>>

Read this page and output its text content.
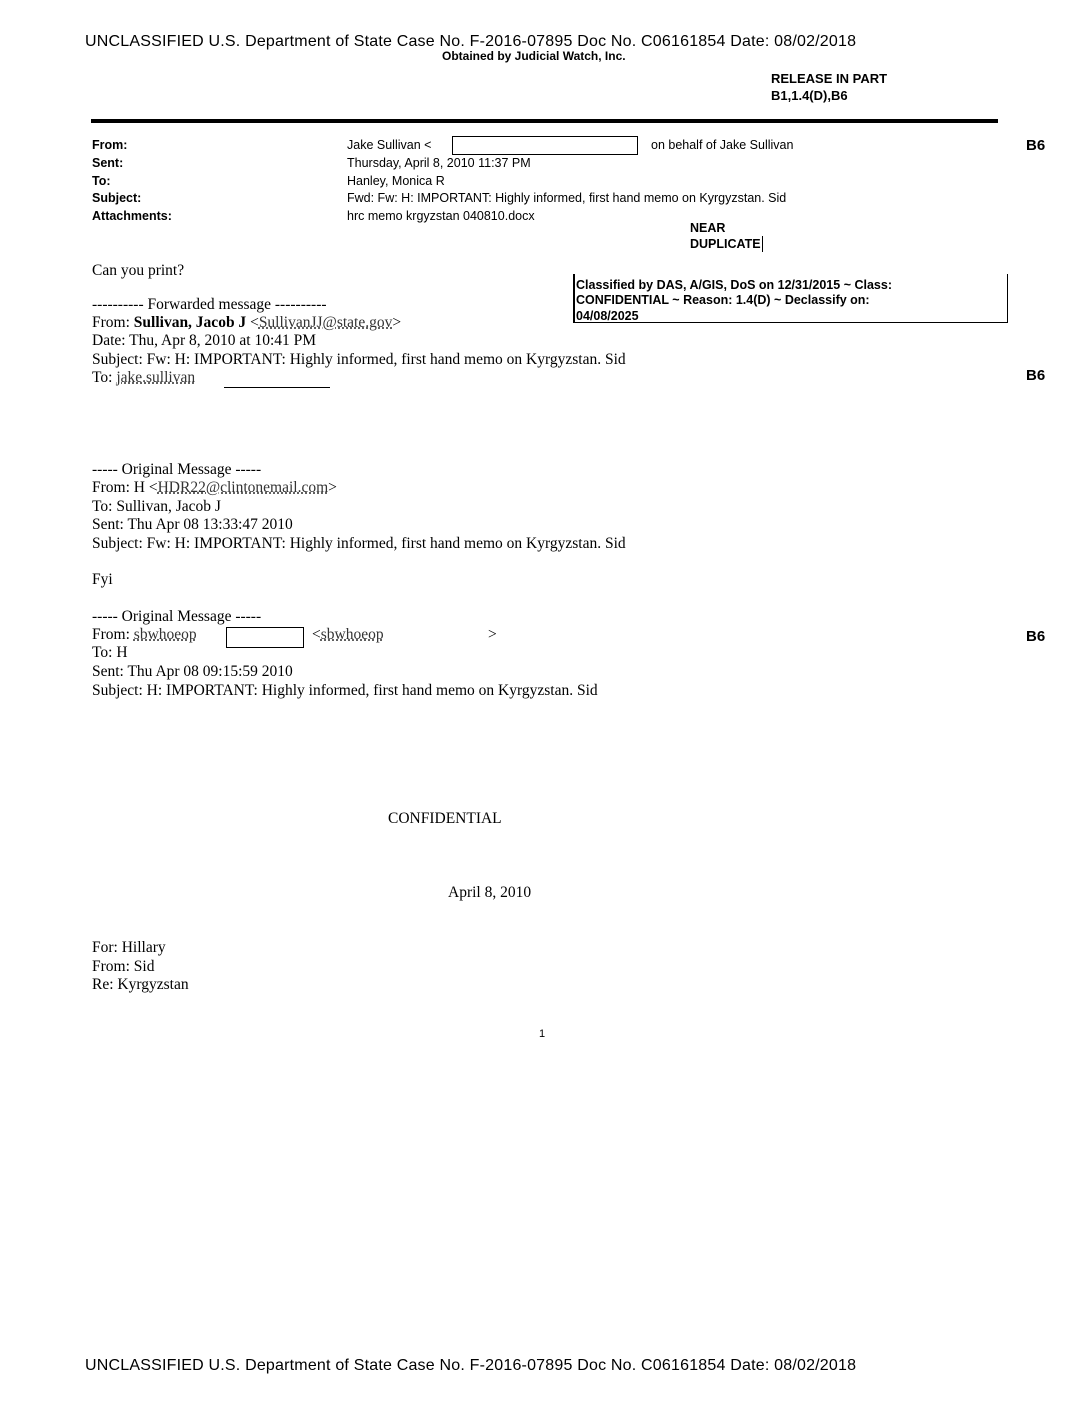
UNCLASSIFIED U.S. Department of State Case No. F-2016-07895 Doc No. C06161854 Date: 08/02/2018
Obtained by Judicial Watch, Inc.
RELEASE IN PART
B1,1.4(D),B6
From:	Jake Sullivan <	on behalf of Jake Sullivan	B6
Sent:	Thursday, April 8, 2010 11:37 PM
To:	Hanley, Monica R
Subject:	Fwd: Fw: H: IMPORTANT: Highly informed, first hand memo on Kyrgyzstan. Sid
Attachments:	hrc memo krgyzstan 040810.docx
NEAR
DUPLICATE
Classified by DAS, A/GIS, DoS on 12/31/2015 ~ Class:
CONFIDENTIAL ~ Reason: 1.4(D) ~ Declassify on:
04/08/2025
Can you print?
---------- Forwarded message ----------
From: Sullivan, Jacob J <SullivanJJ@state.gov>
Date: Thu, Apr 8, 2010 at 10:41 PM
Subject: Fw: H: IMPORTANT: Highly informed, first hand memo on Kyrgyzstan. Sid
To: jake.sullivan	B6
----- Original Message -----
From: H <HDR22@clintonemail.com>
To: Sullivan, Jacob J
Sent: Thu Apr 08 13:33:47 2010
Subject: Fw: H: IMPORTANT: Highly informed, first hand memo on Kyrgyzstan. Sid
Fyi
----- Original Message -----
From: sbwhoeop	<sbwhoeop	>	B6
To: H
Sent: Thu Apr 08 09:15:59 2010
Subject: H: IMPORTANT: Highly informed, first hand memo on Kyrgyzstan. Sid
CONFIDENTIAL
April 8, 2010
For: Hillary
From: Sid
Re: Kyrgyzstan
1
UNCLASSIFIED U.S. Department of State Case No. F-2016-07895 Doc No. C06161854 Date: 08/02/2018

<<
>>

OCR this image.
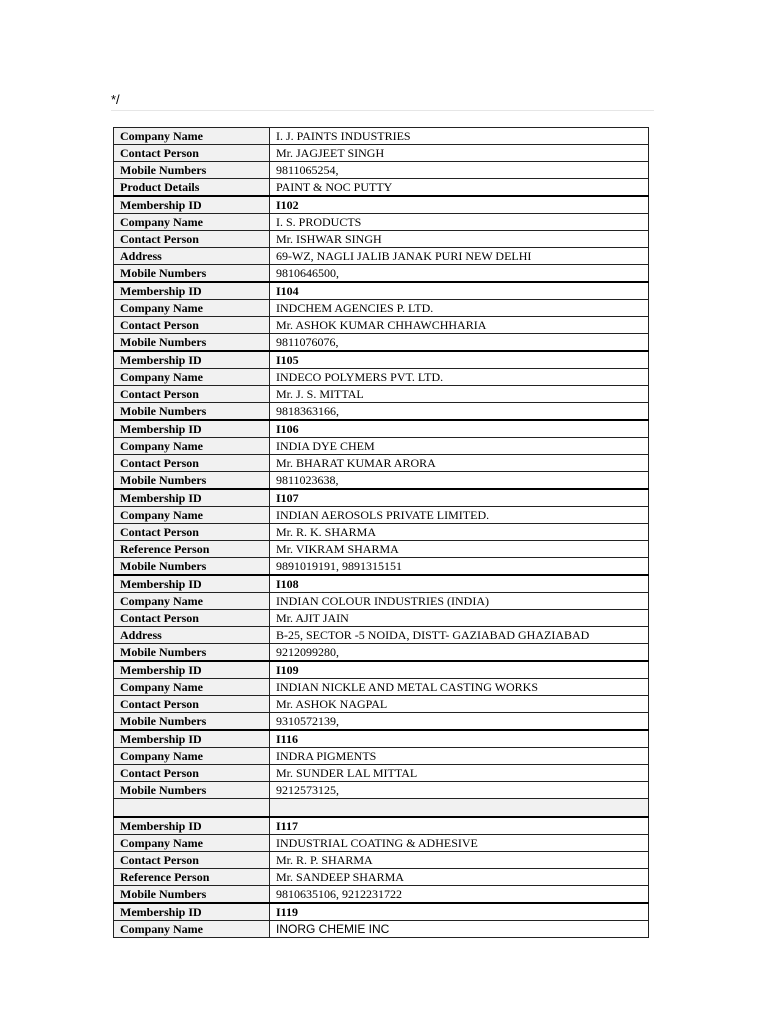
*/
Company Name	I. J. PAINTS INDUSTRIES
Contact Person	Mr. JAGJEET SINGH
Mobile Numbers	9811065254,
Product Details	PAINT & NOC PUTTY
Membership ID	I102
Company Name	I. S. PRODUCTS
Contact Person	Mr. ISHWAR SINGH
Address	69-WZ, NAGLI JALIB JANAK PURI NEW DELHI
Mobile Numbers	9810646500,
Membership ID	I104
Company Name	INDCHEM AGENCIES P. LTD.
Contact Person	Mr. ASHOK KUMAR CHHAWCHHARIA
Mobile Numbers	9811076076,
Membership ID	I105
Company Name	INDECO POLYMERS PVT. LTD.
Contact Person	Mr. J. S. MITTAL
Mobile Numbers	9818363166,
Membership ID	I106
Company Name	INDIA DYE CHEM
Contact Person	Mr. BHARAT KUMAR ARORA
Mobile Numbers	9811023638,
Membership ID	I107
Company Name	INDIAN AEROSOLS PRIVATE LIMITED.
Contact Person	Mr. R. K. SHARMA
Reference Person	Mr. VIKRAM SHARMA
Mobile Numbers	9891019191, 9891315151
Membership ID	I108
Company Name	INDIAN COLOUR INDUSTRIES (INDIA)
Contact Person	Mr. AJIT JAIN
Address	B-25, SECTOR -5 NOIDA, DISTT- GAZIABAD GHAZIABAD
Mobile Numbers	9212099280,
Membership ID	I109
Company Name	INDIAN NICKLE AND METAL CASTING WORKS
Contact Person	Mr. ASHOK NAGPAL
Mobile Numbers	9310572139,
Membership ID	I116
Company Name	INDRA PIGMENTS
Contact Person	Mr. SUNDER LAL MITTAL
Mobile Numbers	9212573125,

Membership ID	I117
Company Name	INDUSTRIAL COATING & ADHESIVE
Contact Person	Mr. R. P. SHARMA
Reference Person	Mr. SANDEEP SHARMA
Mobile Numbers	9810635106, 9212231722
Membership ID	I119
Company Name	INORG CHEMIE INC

<<

→ **TASK PROMPT**: Go through the listing above and return every line where the word "INDUSTRIES" occurs.

→ **COMPLETED EXERCISE**:
Company Name	I. J. PAINTS INDUSTRIES
Company Name	INDIAN COLOUR INDUSTRIES (INDIA)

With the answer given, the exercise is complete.